Comecei a não ficar muito tranquilo. Vesti-me e saí de casa para o acompanhar. Na rua, já estava o Mina Guta com outro polícia. A caminhada até à esquadra foi marcante. As pessoas a verem aqueles dois gabirus e a comentar o que teriam feito...
Passámos frente ao Avenida, depois frente aos correios e, pouco depois, estávamos na esquadra. Fizeram-nos sentar à frente de uma secretária e um deles afirmou:
- Vocês ontem andaram a brincar com arames lá no Largo. Os fios estoiraram. Alguém vos viu e nos disse que podem ter sido os responsáveis. É verdade?.
- Não, senhor guarda – respondi.
O Mina Guta confirmou...
Ali estivémos um bom bocado até o polícia ver que nada conseguia tirar de nós, que não tinha ninguém a quem imputar o crime e a quem fazer pagar as despesas.
Eles retiraram-se e estiveram em conferência um bocado. Eu e o Mina Guta já estávamos combinados: negar até ao fim.
Mas eles separaram-nos e não permitiram a continuação da nossa comunicação. Fui com o polícia Cunha para um gabinete e o Mina Guta foi com o outro. Mandou-me sentar e começou a andar à minha frente dando pequenos toques na perna com o cacetete...
- Luís, és muito bom rapaz, mas temos de tirar isto a limpo. Foram vocês ou não?
- Não, senhor Cunha...

DADOS DE ORIGEM ::
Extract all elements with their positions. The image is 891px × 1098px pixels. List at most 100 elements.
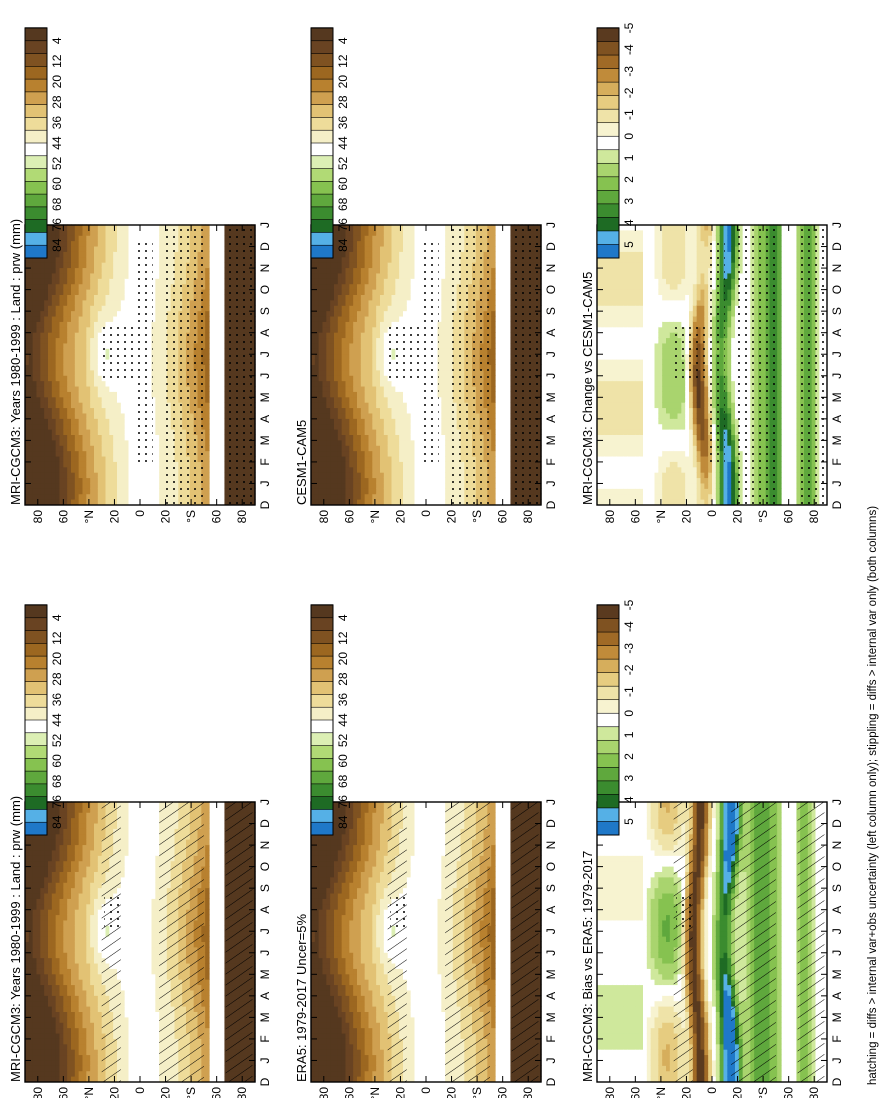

O QUE FAZER ::
1/ No excerto sobre a ida à esquadra, reescreva o trecho que começa em "Mas eles separaram-nos" e termina em "com o cacetete...", trocando "gabinete" por "escritório".
2/ Traduza para inglês esta frase do excerto sobre a ida à esquadra: "Eu e o Mina Guta já estávamos combinados: negar até ao fim."

RESPOSTAS POR ORDEM ::
1/
Mas eles separaram-nos e não permitiram a continuação da nossa comunicação. Fui com o polícia Cunha para um escritório e o Mina Guta foi com o outro. Mandou-me sentar e começou a andar à minha frente dando pequenos toques na perna com o cacetete...

2/ Mina Guta and I had already agreed: deny it to the end.